START Entries shown
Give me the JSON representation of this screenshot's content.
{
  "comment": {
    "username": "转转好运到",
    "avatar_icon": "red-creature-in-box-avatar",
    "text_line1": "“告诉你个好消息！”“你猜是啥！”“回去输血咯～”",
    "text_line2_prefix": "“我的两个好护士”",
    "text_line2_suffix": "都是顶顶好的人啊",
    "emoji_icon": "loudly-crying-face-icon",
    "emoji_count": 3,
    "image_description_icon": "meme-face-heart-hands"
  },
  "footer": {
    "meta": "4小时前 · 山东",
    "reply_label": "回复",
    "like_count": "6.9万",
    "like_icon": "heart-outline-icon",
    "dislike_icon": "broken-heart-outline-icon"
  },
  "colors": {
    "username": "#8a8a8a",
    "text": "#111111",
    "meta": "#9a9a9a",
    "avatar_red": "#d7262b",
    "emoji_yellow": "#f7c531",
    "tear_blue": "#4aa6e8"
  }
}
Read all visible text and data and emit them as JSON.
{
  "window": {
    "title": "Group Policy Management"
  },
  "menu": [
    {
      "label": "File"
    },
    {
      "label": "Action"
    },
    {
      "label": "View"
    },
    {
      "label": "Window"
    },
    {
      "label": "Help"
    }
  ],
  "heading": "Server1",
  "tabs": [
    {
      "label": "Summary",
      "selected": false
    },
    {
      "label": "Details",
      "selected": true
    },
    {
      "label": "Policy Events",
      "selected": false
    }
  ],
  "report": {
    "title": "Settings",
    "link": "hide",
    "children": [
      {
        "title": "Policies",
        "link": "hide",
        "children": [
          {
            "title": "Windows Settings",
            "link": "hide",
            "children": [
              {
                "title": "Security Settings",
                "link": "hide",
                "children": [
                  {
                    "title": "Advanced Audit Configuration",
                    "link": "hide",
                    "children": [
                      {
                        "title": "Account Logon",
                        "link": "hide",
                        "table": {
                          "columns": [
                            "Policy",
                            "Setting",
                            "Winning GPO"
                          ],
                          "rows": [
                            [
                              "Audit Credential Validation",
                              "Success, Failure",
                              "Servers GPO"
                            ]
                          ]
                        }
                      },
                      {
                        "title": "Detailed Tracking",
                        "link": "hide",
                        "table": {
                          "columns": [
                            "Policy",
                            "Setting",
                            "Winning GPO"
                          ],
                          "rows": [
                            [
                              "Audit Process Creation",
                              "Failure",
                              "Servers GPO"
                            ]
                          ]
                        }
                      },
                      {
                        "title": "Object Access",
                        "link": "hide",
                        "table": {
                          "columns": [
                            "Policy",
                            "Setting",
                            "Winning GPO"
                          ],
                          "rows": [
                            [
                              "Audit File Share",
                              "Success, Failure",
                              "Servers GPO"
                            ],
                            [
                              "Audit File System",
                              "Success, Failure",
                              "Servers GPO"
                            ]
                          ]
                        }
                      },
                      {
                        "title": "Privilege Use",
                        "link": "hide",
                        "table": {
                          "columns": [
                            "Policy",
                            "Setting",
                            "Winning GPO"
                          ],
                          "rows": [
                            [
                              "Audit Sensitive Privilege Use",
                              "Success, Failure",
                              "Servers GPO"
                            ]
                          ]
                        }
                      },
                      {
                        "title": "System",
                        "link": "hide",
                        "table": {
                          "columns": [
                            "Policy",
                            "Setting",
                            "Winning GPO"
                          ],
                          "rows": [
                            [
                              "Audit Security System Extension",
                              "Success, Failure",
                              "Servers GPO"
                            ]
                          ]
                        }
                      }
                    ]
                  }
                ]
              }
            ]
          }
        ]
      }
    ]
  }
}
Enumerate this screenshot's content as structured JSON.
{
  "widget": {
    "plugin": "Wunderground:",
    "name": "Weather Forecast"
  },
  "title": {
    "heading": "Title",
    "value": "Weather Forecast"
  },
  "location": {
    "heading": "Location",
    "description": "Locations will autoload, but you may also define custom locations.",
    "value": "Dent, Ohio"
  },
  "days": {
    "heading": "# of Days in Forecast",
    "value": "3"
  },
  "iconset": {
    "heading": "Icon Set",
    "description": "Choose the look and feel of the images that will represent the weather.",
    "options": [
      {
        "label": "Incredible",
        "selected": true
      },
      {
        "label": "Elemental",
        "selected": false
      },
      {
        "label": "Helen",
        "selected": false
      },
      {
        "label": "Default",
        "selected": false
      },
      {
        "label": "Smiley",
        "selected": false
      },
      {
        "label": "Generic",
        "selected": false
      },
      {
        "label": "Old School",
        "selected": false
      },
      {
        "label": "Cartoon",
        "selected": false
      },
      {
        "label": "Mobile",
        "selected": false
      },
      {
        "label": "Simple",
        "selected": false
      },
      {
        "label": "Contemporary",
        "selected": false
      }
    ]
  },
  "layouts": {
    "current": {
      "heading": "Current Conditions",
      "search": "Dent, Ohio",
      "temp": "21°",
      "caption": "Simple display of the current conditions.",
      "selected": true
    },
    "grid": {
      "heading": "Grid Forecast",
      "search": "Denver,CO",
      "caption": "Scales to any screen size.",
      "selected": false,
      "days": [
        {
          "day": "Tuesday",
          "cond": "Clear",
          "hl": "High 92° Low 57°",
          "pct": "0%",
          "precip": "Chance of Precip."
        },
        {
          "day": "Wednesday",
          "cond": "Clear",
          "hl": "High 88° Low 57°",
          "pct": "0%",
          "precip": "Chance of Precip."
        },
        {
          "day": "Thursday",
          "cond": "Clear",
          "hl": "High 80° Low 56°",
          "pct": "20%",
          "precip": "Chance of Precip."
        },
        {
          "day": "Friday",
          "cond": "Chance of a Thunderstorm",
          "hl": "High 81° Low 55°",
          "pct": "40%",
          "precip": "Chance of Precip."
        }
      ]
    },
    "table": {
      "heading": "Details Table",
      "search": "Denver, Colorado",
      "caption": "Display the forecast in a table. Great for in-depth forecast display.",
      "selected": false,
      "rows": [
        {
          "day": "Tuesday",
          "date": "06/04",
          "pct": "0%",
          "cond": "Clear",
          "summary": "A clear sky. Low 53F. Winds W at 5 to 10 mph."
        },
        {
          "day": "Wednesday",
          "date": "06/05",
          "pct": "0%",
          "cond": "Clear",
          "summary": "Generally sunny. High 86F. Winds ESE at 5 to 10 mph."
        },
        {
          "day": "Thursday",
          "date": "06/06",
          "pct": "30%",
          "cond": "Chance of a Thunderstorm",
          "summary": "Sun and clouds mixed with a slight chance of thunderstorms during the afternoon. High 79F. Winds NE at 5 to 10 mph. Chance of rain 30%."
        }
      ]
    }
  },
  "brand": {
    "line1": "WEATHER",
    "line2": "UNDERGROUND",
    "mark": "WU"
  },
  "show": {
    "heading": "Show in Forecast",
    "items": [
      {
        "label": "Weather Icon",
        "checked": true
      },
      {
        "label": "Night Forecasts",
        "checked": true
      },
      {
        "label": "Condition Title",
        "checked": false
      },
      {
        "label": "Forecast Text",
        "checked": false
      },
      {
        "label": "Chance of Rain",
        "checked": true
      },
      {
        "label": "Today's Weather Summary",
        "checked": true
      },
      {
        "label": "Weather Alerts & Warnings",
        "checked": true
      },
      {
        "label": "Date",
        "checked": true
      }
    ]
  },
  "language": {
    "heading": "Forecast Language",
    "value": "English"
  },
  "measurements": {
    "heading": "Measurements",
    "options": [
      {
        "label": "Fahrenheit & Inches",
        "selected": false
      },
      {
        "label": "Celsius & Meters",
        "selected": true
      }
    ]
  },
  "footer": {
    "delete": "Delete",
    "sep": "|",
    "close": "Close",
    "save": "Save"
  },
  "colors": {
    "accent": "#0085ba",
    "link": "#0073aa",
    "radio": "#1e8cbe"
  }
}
END Entries shown
### What is being asked
Scan the listing above and copy all lines containing the word "caption".

### Answer for this exercise
      "caption": "Simple display of the current conditions.",
      "caption": "Scales to any screen size.",
      "caption": "Display the forecast in a table. Great for in-depth forecast display.",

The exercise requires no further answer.